What needs to be done
Copy out every record below, word for word.

Input

↓↓↓

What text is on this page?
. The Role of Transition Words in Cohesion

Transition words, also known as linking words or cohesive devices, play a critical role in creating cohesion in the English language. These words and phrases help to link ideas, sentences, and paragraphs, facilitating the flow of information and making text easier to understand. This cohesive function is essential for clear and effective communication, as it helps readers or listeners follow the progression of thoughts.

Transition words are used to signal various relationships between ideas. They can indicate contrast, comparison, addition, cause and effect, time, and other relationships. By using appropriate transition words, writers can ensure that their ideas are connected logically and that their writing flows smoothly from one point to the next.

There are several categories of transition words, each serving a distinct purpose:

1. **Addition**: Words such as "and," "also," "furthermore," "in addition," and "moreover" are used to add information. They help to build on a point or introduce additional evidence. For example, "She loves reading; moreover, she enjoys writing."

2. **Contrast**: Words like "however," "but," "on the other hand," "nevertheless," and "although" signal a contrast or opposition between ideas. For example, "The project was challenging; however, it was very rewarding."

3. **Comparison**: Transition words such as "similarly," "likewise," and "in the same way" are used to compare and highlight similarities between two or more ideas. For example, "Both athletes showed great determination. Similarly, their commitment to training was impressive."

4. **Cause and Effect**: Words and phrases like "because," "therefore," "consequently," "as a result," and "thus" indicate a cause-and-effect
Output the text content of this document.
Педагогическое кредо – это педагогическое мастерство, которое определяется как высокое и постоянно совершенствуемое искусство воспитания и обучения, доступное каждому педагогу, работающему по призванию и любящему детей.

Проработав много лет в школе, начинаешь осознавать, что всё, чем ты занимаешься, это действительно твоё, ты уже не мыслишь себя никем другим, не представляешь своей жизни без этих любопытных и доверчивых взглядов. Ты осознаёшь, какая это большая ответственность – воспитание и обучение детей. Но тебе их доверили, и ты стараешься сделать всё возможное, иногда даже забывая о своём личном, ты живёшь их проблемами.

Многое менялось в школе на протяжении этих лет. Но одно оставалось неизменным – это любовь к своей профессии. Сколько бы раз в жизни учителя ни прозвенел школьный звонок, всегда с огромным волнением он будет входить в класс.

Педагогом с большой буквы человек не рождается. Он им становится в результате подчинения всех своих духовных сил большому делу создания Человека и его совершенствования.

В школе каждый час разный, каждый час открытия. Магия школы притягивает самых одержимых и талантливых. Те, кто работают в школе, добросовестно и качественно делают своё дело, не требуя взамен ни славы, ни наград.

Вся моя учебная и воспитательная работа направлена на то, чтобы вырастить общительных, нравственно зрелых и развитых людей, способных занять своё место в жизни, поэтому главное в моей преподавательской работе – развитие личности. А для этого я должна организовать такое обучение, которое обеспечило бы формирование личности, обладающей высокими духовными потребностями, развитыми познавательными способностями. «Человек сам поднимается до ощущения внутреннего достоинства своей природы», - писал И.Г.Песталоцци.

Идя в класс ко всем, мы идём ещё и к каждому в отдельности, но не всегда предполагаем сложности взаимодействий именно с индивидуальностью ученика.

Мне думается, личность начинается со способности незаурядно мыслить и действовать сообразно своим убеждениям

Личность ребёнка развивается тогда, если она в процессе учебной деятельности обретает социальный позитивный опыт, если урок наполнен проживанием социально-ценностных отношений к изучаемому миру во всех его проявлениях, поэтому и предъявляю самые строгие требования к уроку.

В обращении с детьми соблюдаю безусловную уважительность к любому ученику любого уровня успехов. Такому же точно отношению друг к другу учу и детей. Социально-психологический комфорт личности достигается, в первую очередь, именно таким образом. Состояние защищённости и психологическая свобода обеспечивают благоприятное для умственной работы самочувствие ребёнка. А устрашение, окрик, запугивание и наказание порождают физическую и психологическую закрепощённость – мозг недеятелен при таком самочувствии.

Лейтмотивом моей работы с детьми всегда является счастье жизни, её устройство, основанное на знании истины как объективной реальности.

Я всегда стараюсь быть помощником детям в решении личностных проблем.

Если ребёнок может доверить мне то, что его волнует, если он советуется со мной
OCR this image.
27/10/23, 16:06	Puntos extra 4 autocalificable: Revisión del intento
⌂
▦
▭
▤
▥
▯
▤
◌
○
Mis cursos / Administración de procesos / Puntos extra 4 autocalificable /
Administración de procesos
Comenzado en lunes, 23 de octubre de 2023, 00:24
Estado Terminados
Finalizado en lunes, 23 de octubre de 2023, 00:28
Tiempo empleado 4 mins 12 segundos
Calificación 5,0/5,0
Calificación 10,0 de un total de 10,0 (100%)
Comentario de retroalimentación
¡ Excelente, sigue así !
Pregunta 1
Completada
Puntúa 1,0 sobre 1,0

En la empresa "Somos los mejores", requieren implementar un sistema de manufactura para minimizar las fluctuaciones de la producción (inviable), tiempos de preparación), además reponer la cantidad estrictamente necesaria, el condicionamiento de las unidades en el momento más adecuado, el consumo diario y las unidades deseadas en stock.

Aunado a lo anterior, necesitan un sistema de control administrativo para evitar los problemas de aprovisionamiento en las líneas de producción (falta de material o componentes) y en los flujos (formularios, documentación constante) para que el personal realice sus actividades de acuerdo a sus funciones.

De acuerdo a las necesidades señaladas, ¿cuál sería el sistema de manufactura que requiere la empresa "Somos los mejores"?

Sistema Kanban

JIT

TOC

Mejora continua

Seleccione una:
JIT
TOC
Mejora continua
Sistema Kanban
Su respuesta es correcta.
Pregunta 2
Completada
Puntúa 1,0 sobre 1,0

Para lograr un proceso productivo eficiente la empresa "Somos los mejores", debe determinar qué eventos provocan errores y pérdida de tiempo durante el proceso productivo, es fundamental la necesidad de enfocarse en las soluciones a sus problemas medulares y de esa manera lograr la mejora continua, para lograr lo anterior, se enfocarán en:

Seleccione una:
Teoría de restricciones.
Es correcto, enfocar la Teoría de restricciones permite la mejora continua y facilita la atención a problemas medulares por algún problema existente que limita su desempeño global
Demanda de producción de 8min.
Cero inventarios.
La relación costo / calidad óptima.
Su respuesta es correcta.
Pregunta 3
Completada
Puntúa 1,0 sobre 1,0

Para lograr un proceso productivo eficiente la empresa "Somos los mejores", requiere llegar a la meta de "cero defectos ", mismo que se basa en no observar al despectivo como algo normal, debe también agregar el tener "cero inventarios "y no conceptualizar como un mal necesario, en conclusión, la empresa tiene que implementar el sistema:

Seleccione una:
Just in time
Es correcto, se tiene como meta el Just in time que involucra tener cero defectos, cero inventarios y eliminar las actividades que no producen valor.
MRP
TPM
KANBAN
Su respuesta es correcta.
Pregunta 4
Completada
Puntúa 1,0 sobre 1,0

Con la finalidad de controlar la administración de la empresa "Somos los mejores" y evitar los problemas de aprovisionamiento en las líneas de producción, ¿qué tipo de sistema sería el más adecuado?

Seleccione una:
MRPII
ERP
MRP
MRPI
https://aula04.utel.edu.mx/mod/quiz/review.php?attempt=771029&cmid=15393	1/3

↑↑↑

Answer
What text is on this page?
. The Role of Transition Words in Cohesion

Transition words, also known as linking words or cohesive devices, play a critical role in creating cohesion in the English language. These words and phrases help to link ideas, sentences, and paragraphs, facilitating the flow of information and making text easier to understand. This cohesive function is essential for clear and effective communication, as it helps readers or listeners follow the progression of thoughts.

Transition words are used to signal various relationships between ideas. They can indicate contrast, comparison, addition, cause and effect, time, and other relationships. By using appropriate transition words, writers can ensure that their ideas are connected logically and that their writing flows smoothly from one point to the next.

There are several categories of transition words, each serving a distinct purpose:

1. **Addition**: Words such as "and," "also," "furthermore," "in addition," and "moreover" are used to add information. They help to build on a point or introduce additional evidence. For example, "She loves reading; moreover, she enjoys writing."

2. **Contrast**: Words like "however," "but," "on the other hand," "nevertheless," and "although" signal a contrast or opposition between ideas. For example, "The project was challenging; however, it was very rewarding."

3. **Comparison**: Transition words such as "similarly," "likewise," and "in the same way" are used to compare and highlight similarities between two or more ideas. For example, "Both athletes showed great determination. Similarly, their commitment to training was impressive."

4. **Cause and Effect**: Words and phrases like "because," "therefore," "consequently," "as a result," and "thus" indicate a cause-and-effect
Output the text content of this document.
Педагогическое кредо – это педагогическое мастерство, которое определяется как высокое и постоянно совершенствуемое искусство воспитания и обучения, доступное каждому педагогу, работающему по призванию и любящему детей.

Проработав много лет в школе, начинаешь осознавать, что всё, чем ты занимаешься, это действительно твоё, ты уже не мыслишь себя никем другим, не представляешь своей жизни без этих любопытных и доверчивых взглядов. Ты осознаёшь, какая это большая ответственность – воспитание и обучение детей. Но тебе их доверили, и ты стараешься сделать всё возможное, иногда даже забывая о своём личном, ты живёшь их проблемами.

Многое менялось в школе на протяжении этих лет. Но одно оставалось неизменным – это любовь к своей профессии. Сколько бы раз в жизни учителя ни прозвенел школьный звонок, всегда с огромным волнением он будет входить в класс.

Педагогом с большой буквы человек не рождается. Он им становится в результате подчинения всех своих духовных сил большому делу создания Человека и его совершенствования.

В школе каждый час разный, каждый час открытия. Магия школы притягивает самых одержимых и талантливых. Те, кто работают в школе, добросовестно и качественно делают своё дело, не требуя взамен ни славы, ни наград.

Вся моя учебная и воспитательная работа направлена на то, чтобы вырастить общительных, нравственно зрелых и развитых людей, способных занять своё место в жизни, поэтому главное в моей преподавательской работе – развитие личности. А для этого я должна организовать такое обучение, которое обеспечило бы формирование личности, обладающей высокими духовными потребностями, развитыми познавательными способностями. «Человек сам поднимается до ощущения внутреннего достоинства своей природы», - писал И.Г.Песталоцци.

Идя в класс ко всем, мы идём ещё и к каждому в отдельности, но не всегда предполагаем сложности взаимодействий именно с индивидуальностью ученика.

Мне думается, личность начинается со способности незаурядно мыслить и действовать сообразно своим убеждениям

Личность ребёнка развивается тогда, если она в процессе учебной деятельности обретает социальный позитивный опыт, если урок наполнен проживанием социально-ценностных отношений к изучаемому миру во всех его проявлениях, поэтому и предъявляю самые строгие требования к уроку.

В обращении с детьми соблюдаю безусловную уважительность к любому ученику любого уровня успехов. Такому же точно отношению друг к другу учу и детей. Социально-психологический комфорт личности достигается, в первую очередь, именно таким образом. Состояние защищённости и психологическая свобода обеспечивают благоприятное для умственной работы самочувствие ребёнка. А устрашение, окрик, запугивание и наказание порождают физическую и психологическую закрепощённость – мозг недеятелен при таком самочувствии.

Лейтмотивом моей работы с детьми всегда является счастье жизни, её устройство, основанное на знании истины как объективной реальности.

Я всегда стараюсь быть помощником детям в решении личностных проблем.

Если ребёнок может доверить мне то, что его волнует, если он советуется со мной
OCR this image.
27/10/23, 16:06	Puntos extra 4 autocalificable: Revisión del intento
⌂
▦
▭
▤
▥
▯
▤
◌
○
Mis cursos / Administración de procesos / Puntos extra 4 autocalificable /
Administración de procesos
Comenzado en lunes, 23 de octubre de 2023, 00:24
Estado Terminados
Finalizado en lunes, 23 de octubre de 2023, 00:28
Tiempo empleado 4 mins 12 segundos
Calificación 5,0/5,0
Calificación 10,0 de un total de 10,0 (100%)
Comentario de retroalimentación
¡ Excelente, sigue así !
Pregunta 1
Completada
Puntúa 1,0 sobre 1,0

En la empresa "Somos los mejores", requieren implementar un sistema de manufactura para minimizar las fluctuaciones de la producción (inviable), tiempos de preparación), además reponer la cantidad estrictamente necesaria, el condicionamiento de las unidades en el momento más adecuado, el consumo diario y las unidades deseadas en stock.

Aunado a lo anterior, necesitan un sistema de control administrativo para evitar los problemas de aprovisionamiento en las líneas de producción (falta de material o componentes) y en los flujos (formularios, documentación constante) para que el personal realice sus actividades de acuerdo a sus funciones.

De acuerdo a las necesidades señaladas, ¿cuál sería el sistema de manufactura que requiere la empresa "Somos los mejores"?

Sistema Kanban

JIT

TOC

Mejora continua

Seleccione una:
JIT
TOC
Mejora continua
Sistema Kanban
Su respuesta es correcta.
Pregunta 2
Completada
Puntúa 1,0 sobre 1,0

Para lograr un proceso productivo eficiente la empresa "Somos los mejores", debe determinar qué eventos provocan errores y pérdida de tiempo durante el proceso productivo, es fundamental la necesidad de enfocarse en las soluciones a sus problemas medulares y de esa manera lograr la mejora continua, para lograr lo anterior, se enfocarán en:

Seleccione una:
Teoría de restricciones.
Es correcto, enfocar la Teoría de restricciones permite la mejora continua y facilita la atención a problemas medulares por algún problema existente que limita su desempeño global
Demanda de producción de 8min.
Cero inventarios.
La relación costo / calidad óptima.
Su respuesta es correcta.
Pregunta 3
Completada
Puntúa 1,0 sobre 1,0

Para lograr un proceso productivo eficiente la empresa "Somos los mejores", requiere llegar a la meta de "cero defectos ", mismo que se basa en no observar al despectivo como algo normal, debe también agregar el tener "cero inventarios "y no conceptualizar como un mal necesario, en conclusión, la empresa tiene que implementar el sistema:

Seleccione una:
Just in time
Es correcto, se tiene como meta el Just in time que involucra tener cero defectos, cero inventarios y eliminar las actividades que no producen valor.
MRP
TPM
KANBAN
Su respuesta es correcta.
Pregunta 4
Completada
Puntúa 1,0 sobre 1,0

Con la finalidad de controlar la administración de la empresa "Somos los mejores" y evitar los problemas de aprovisionamiento en las líneas de producción, ¿qué tipo de sistema sería el más adecuado?

Seleccione una:
MRPII
ERP
MRP
MRPI
https://aula04.utel.edu.mx/mod/quiz/review.php?attempt=771029&cmid=15393	1/3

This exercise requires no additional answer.